PROVIDED DATA:
○ ○ ○ ○ ○ ○ ○
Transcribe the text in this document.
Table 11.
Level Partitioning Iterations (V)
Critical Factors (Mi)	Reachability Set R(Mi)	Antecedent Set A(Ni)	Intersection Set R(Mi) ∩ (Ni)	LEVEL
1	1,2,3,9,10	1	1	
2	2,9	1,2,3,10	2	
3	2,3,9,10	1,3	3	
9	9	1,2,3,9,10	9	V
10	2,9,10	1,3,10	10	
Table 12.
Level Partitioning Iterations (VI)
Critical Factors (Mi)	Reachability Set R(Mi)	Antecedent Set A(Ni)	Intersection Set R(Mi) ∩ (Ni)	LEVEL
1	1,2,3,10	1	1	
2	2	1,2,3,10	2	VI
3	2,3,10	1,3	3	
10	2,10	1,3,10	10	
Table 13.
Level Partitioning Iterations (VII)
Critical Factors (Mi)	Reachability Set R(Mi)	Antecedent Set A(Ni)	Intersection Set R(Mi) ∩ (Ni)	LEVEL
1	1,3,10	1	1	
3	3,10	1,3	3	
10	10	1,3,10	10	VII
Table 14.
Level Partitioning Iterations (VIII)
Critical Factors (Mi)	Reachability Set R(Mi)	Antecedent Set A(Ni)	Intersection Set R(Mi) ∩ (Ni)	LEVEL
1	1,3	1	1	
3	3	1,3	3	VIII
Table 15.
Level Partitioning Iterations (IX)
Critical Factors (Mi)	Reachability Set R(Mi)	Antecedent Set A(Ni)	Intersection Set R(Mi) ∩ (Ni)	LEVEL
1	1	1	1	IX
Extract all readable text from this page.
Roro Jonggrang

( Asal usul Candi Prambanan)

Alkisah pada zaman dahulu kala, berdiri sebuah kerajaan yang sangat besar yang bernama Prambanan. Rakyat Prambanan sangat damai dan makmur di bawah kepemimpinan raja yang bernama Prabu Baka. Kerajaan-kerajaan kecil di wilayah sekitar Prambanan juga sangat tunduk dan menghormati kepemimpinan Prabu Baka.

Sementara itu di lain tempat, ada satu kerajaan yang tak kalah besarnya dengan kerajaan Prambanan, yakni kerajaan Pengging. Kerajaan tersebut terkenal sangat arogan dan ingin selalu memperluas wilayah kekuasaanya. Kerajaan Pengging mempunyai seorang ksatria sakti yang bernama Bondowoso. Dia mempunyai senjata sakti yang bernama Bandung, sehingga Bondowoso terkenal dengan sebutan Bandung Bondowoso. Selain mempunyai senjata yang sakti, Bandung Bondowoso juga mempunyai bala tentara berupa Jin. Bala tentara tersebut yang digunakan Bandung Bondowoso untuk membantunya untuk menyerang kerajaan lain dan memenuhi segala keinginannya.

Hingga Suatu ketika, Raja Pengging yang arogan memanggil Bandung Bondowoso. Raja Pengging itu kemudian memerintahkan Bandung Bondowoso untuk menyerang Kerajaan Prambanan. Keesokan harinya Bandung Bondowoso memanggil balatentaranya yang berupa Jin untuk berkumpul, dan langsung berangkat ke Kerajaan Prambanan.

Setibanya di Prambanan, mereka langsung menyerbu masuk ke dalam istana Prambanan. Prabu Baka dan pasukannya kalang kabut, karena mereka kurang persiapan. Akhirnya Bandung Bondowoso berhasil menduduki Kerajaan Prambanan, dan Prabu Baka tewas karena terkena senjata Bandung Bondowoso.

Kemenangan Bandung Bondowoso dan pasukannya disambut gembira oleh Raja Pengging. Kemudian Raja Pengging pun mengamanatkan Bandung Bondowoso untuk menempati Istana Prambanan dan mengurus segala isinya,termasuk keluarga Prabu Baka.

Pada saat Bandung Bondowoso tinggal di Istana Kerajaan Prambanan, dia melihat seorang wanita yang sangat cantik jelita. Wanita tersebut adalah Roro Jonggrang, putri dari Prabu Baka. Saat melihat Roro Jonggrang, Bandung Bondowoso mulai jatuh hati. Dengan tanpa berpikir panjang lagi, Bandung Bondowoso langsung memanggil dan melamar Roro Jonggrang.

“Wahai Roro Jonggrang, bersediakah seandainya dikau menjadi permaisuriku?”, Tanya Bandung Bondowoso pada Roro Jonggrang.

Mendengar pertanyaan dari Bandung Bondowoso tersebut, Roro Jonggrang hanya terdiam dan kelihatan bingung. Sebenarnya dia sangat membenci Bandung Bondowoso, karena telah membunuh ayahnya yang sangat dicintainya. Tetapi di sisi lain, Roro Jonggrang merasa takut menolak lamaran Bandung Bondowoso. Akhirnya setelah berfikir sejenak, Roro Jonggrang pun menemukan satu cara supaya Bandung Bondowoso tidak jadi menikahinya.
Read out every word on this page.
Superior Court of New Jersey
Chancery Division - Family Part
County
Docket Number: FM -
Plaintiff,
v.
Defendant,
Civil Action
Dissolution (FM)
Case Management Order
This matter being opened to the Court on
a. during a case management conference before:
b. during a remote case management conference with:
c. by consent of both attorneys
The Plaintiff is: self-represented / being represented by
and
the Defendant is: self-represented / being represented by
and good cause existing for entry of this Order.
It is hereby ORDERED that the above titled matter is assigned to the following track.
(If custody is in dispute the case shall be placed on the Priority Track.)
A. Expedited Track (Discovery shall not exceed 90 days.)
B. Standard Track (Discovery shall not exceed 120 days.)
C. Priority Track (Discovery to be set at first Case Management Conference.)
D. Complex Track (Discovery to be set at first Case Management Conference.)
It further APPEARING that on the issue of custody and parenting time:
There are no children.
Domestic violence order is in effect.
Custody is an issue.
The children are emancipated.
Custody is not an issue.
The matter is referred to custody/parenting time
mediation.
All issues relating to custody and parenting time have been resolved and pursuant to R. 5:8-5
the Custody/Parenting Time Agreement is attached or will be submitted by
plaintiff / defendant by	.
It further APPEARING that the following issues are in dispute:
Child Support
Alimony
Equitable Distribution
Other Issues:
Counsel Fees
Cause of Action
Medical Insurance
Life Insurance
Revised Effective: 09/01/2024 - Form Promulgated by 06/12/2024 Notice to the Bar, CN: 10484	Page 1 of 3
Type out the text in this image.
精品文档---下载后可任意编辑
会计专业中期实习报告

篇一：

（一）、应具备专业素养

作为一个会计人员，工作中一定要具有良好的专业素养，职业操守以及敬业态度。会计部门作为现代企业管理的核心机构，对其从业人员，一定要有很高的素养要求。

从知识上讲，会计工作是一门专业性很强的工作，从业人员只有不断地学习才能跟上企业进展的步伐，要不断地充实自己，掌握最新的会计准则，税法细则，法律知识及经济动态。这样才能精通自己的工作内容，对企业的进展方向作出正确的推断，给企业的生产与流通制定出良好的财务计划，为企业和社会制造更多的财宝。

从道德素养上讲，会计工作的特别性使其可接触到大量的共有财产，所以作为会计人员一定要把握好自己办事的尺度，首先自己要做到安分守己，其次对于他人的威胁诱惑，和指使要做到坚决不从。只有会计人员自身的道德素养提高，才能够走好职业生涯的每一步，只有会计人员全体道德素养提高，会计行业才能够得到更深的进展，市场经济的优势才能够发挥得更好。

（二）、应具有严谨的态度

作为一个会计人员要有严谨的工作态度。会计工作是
○ ○ ○ ○ ○ ○ ○
STATED TASK: Could you quote the material above in full, exactly as it stands?

FINAL RESULT:
Transcribe the text in this document.
Table 11.
Level Partitioning Iterations (V)
Critical Factors (Mi)	Reachability Set R(Mi)	Antecedent Set A(Ni)	Intersection Set R(Mi) ∩ (Ni)	LEVEL
1	1,2,3,9,10	1	1	
2	2,9	1,2,3,10	2	
3	2,3,9,10	1,3	3	
9	9	1,2,3,9,10	9	V
10	2,9,10	1,3,10	10	
Table 12.
Level Partitioning Iterations (VI)
Critical Factors (Mi)	Reachability Set R(Mi)	Antecedent Set A(Ni)	Intersection Set R(Mi) ∩ (Ni)	LEVEL
1	1,2,3,10	1	1	
2	2	1,2,3,10	2	VI
3	2,3,10	1,3	3	
10	2,10	1,3,10	10	
Table 13.
Level Partitioning Iterations (VII)
Critical Factors (Mi)	Reachability Set R(Mi)	Antecedent Set A(Ni)	Intersection Set R(Mi) ∩ (Ni)	LEVEL
1	1,3,10	1	1	
3	3,10	1,3	3	
10	10	1,3,10	10	VII
Table 14.
Level Partitioning Iterations (VIII)
Critical Factors (Mi)	Reachability Set R(Mi)	Antecedent Set A(Ni)	Intersection Set R(Mi) ∩ (Ni)	LEVEL
1	1,3	1	1	
3	3	1,3	3	VIII
Table 15.
Level Partitioning Iterations (IX)
Critical Factors (Mi)	Reachability Set R(Mi)	Antecedent Set A(Ni)	Intersection Set R(Mi) ∩ (Ni)	LEVEL
1	1	1	1	IX
Extract all readable text from this page.
Roro Jonggrang

( Asal usul Candi Prambanan)

Alkisah pada zaman dahulu kala, berdiri sebuah kerajaan yang sangat besar yang bernama Prambanan. Rakyat Prambanan sangat damai dan makmur di bawah kepemimpinan raja yang bernama Prabu Baka. Kerajaan-kerajaan kecil di wilayah sekitar Prambanan juga sangat tunduk dan menghormati kepemimpinan Prabu Baka.

Sementara itu di lain tempat, ada satu kerajaan yang tak kalah besarnya dengan kerajaan Prambanan, yakni kerajaan Pengging. Kerajaan tersebut terkenal sangat arogan dan ingin selalu memperluas wilayah kekuasaanya. Kerajaan Pengging mempunyai seorang ksatria sakti yang bernama Bondowoso. Dia mempunyai senjata sakti yang bernama Bandung, sehingga Bondowoso terkenal dengan sebutan Bandung Bondowoso. Selain mempunyai senjata yang sakti, Bandung Bondowoso juga mempunyai bala tentara berupa Jin. Bala tentara tersebut yang digunakan Bandung Bondowoso untuk membantunya untuk menyerang kerajaan lain dan memenuhi segala keinginannya.

Hingga Suatu ketika, Raja Pengging yang arogan memanggil Bandung Bondowoso. Raja Pengging itu kemudian memerintahkan Bandung Bondowoso untuk menyerang Kerajaan Prambanan. Keesokan harinya Bandung Bondowoso memanggil balatentaranya yang berupa Jin untuk berkumpul, dan langsung berangkat ke Kerajaan Prambanan.

Setibanya di Prambanan, mereka langsung menyerbu masuk ke dalam istana Prambanan. Prabu Baka dan pasukannya kalang kabut, karena mereka kurang persiapan. Akhirnya Bandung Bondowoso berhasil menduduki Kerajaan Prambanan, dan Prabu Baka tewas karena terkena senjata Bandung Bondowoso.

Kemenangan Bandung Bondowoso dan pasukannya disambut gembira oleh Raja Pengging. Kemudian Raja Pengging pun mengamanatkan Bandung Bondowoso untuk menempati Istana Prambanan dan mengurus segala isinya,termasuk keluarga Prabu Baka.

Pada saat Bandung Bondowoso tinggal di Istana Kerajaan Prambanan, dia melihat seorang wanita yang sangat cantik jelita. Wanita tersebut adalah Roro Jonggrang, putri dari Prabu Baka. Saat melihat Roro Jonggrang, Bandung Bondowoso mulai jatuh hati. Dengan tanpa berpikir panjang lagi, Bandung Bondowoso langsung memanggil dan melamar Roro Jonggrang.

“Wahai Roro Jonggrang, bersediakah seandainya dikau menjadi permaisuriku?”, Tanya Bandung Bondowoso pada Roro Jonggrang.

Mendengar pertanyaan dari Bandung Bondowoso tersebut, Roro Jonggrang hanya terdiam dan kelihatan bingung. Sebenarnya dia sangat membenci Bandung Bondowoso, karena telah membunuh ayahnya yang sangat dicintainya. Tetapi di sisi lain, Roro Jonggrang merasa takut menolak lamaran Bandung Bondowoso. Akhirnya setelah berfikir sejenak, Roro Jonggrang pun menemukan satu cara supaya Bandung Bondowoso tidak jadi menikahinya.
Read out every word on this page.
Superior Court of New Jersey
Chancery Division - Family Part
County
Docket Number: FM -
Plaintiff,
v.
Defendant,
Civil Action
Dissolution (FM)
Case Management Order
This matter being opened to the Court on
a. during a case management conference before:
b. during a remote case management conference with:
c. by consent of both attorneys
The Plaintiff is: self-represented / being represented by
and
the Defendant is: self-represented / being represented by
and good cause existing for entry of this Order.
It is hereby ORDERED that the above titled matter is assigned to the following track.
(If custody is in dispute the case shall be placed on the Priority Track.)
A. Expedited Track (Discovery shall not exceed 90 days.)
B. Standard Track (Discovery shall not exceed 120 days.)
C. Priority Track (Discovery to be set at first Case Management Conference.)
D. Complex Track (Discovery to be set at first Case Management Conference.)
It further APPEARING that on the issue of custody and parenting time:
There are no children.
Domestic violence order is in effect.
Custody is an issue.
The children are emancipated.
Custody is not an issue.
The matter is referred to custody/parenting time
mediation.
All issues relating to custody and parenting time have been resolved and pursuant to R. 5:8-5
the Custody/Parenting Time Agreement is attached or will be submitted by
plaintiff / defendant by	.
It further APPEARING that the following issues are in dispute:
Child Support
Alimony
Equitable Distribution
Other Issues:
Counsel Fees
Cause of Action
Medical Insurance
Life Insurance
Revised Effective: 09/01/2024 - Form Promulgated by 06/12/2024 Notice to the Bar, CN: 10484	Page 1 of 3
Type out the text in this image.
精品文档---下载后可任意编辑
会计专业中期实习报告

篇一：

（一）、应具备专业素养

作为一个会计人员，工作中一定要具有良好的专业素养，职业操守以及敬业态度。会计部门作为现代企业管理的核心机构，对其从业人员，一定要有很高的素养要求。

从知识上讲，会计工作是一门专业性很强的工作，从业人员只有不断地学习才能跟上企业进展的步伐，要不断地充实自己，掌握最新的会计准则，税法细则，法律知识及经济动态。这样才能精通自己的工作内容，对企业的进展方向作出正确的推断，给企业的生产与流通制定出良好的财务计划，为企业和社会制造更多的财宝。

从道德素养上讲，会计工作的特别性使其可接触到大量的共有财产，所以作为会计人员一定要把握好自己办事的尺度，首先自己要做到安分守己，其次对于他人的威胁诱惑，和指使要做到坚决不从。只有会计人员自身的道德素养提高，才能够走好职业生涯的每一步，只有会计人员全体道德素养提高，会计行业才能够得到更深的进展，市场经济的优势才能够发挥得更好。

（二）、应具有严谨的态度

作为一个会计人员要有严谨的工作态度。会计工作是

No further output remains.